GOAL :: How many lines of the records below contain the word "Flore"? Answer with the number alone.

::: RECORD LIST :::

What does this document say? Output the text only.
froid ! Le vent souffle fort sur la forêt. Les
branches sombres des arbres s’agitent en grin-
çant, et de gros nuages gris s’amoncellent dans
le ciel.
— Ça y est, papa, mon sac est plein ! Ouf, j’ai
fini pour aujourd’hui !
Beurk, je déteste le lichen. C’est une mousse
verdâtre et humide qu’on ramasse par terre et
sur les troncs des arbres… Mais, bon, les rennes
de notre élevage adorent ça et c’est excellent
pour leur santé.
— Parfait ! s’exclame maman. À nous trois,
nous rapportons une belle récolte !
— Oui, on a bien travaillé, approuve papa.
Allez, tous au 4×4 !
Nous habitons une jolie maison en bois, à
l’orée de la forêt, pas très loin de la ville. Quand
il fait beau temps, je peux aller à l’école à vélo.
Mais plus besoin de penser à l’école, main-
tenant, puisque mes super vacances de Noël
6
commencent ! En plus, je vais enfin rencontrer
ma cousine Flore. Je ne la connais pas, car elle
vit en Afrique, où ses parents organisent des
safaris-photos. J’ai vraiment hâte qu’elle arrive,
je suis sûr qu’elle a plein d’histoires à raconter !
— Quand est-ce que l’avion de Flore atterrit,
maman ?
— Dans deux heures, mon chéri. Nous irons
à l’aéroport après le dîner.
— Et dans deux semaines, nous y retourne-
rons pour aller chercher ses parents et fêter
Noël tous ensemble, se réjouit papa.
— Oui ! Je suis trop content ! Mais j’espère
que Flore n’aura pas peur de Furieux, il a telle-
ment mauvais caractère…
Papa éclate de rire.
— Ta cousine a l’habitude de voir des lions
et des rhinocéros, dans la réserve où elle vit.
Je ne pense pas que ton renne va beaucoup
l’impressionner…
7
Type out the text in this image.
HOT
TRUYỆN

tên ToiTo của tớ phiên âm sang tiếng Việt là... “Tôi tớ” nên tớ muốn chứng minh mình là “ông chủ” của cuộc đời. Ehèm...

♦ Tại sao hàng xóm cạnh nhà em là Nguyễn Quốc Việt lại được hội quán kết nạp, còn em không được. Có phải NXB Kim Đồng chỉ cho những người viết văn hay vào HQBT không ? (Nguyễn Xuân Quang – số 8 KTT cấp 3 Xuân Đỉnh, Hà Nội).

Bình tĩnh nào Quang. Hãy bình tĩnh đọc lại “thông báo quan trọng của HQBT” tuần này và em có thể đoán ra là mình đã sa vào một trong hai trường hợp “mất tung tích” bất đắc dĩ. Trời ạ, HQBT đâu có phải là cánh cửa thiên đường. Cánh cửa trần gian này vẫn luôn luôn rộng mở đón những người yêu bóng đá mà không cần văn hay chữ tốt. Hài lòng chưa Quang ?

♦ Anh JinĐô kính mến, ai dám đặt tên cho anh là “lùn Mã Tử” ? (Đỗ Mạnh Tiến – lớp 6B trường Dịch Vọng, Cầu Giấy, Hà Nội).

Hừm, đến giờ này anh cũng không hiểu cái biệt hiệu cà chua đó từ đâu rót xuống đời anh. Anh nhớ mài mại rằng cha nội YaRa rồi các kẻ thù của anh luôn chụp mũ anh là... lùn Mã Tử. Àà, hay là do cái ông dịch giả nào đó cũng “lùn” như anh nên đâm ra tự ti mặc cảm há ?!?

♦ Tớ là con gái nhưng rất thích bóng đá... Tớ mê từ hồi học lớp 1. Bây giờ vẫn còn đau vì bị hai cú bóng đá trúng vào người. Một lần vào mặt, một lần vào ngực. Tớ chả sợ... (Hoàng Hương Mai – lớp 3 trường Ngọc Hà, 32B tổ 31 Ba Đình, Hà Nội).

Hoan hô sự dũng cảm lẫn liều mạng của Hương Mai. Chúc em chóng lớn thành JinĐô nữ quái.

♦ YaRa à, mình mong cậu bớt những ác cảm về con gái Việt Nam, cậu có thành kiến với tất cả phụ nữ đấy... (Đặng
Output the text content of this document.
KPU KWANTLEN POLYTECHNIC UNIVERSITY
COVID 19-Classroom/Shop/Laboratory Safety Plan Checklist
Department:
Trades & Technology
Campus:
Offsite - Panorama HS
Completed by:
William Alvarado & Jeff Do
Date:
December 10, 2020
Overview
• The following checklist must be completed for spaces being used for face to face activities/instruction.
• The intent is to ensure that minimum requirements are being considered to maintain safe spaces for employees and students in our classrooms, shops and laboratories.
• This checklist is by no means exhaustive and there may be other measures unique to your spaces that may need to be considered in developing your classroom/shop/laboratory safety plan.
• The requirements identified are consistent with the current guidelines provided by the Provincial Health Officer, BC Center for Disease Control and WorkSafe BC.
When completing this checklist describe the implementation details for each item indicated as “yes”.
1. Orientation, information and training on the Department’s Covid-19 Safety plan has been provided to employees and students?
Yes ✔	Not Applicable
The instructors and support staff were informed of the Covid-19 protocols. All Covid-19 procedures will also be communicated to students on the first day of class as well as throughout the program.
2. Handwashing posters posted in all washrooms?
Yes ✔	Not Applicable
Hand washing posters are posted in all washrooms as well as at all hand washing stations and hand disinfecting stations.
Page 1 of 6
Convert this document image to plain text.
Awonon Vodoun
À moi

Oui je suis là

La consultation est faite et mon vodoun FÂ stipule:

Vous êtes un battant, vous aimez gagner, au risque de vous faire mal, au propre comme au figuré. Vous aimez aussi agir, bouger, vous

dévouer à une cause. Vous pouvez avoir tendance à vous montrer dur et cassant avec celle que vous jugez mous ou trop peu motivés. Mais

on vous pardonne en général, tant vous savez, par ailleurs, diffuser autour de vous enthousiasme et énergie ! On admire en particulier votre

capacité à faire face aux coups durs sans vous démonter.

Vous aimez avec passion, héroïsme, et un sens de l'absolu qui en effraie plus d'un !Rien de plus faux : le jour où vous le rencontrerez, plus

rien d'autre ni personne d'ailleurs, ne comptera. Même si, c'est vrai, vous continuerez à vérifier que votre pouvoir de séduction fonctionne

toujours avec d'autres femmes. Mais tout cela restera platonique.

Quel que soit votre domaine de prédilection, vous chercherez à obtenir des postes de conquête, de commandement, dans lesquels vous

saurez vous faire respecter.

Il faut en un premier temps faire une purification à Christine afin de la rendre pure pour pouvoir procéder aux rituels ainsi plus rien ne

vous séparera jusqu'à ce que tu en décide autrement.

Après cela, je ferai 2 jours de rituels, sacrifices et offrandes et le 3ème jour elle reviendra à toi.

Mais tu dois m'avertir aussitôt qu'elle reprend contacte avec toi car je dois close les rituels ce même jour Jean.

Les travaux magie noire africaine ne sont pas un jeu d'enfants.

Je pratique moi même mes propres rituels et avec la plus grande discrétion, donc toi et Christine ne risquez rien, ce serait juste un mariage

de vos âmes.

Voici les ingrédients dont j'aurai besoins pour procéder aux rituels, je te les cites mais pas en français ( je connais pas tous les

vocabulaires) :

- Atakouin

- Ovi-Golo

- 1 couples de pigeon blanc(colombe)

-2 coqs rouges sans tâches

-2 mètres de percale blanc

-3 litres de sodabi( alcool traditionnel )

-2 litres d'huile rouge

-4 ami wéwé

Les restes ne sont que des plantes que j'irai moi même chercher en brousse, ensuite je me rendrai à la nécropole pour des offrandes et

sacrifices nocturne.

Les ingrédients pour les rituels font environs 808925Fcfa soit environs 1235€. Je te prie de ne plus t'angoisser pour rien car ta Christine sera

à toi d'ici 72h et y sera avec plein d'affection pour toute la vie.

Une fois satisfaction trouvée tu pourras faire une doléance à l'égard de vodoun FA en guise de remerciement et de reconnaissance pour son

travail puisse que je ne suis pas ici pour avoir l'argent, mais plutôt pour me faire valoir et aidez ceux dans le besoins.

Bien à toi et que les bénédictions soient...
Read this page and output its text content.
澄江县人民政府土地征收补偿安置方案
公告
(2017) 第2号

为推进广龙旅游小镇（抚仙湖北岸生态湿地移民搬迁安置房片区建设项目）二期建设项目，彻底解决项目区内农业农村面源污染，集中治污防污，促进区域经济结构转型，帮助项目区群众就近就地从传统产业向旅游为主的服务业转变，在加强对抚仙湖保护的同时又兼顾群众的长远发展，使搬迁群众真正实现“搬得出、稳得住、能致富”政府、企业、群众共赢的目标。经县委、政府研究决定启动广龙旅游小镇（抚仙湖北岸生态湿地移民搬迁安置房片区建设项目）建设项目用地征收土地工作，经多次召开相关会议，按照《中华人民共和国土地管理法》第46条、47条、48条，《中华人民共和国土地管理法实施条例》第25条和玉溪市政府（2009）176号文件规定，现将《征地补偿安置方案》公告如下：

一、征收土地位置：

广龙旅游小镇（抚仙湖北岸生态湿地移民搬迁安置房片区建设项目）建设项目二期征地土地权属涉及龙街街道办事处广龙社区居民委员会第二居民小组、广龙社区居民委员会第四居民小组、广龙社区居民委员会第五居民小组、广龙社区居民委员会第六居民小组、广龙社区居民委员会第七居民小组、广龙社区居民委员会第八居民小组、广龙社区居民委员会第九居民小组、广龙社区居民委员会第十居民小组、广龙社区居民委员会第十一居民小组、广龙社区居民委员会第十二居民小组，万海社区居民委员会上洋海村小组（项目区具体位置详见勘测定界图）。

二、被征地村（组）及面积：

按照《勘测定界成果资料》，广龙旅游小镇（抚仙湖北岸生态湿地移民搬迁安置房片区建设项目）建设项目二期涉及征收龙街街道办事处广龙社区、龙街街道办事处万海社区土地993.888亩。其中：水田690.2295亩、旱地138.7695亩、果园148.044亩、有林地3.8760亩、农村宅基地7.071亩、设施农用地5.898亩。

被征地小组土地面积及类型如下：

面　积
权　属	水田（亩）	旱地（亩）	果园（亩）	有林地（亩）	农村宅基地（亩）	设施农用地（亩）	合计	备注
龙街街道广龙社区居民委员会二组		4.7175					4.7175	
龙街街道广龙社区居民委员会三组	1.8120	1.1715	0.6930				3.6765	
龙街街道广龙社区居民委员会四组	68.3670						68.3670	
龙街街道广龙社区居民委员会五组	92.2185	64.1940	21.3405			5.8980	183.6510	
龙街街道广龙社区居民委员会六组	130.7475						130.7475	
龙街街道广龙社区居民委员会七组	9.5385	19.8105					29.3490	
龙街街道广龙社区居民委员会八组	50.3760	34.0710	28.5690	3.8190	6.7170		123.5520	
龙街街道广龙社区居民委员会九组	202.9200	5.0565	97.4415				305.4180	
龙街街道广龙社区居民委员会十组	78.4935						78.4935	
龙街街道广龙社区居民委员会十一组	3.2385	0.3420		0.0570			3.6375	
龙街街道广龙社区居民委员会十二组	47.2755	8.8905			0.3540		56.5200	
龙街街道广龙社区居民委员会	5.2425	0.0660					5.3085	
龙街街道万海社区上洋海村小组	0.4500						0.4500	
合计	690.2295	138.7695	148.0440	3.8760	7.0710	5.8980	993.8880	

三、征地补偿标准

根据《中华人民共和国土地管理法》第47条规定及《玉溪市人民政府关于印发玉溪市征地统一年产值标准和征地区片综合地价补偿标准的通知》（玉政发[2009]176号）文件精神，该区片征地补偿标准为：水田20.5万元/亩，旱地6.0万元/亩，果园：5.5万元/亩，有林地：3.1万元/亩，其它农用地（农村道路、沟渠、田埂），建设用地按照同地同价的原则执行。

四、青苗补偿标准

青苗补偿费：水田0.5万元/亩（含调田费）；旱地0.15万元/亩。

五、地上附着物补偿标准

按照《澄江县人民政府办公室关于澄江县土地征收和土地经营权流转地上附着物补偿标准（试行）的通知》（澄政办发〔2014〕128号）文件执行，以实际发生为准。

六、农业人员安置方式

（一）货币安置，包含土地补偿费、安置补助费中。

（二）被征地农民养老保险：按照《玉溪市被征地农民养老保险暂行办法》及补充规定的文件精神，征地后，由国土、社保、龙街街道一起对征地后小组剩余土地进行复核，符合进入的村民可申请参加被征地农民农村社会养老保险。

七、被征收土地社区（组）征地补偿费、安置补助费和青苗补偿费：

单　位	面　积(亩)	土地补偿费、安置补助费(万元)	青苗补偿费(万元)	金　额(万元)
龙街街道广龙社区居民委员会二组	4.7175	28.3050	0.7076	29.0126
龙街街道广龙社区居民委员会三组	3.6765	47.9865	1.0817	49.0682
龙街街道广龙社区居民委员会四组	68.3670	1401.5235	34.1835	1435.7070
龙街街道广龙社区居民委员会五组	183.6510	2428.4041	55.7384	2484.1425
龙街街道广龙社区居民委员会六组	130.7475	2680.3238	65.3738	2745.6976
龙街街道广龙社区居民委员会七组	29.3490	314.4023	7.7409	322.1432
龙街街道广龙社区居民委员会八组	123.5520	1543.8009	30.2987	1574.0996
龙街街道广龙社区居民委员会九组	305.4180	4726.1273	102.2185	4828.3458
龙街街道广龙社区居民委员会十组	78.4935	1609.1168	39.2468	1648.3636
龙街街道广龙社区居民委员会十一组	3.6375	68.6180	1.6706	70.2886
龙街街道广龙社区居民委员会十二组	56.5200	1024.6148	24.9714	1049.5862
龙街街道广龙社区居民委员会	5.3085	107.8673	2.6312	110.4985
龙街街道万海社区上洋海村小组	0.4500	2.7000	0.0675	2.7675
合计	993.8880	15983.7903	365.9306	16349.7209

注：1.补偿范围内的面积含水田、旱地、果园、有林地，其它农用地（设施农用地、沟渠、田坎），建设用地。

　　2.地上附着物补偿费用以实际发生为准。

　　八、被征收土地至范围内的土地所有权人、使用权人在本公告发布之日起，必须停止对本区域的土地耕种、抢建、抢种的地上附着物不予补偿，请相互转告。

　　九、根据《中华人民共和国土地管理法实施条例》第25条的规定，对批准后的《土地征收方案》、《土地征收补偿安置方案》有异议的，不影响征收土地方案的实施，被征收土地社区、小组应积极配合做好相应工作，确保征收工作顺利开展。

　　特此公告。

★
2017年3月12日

:::

FULL SOLUTION :: 3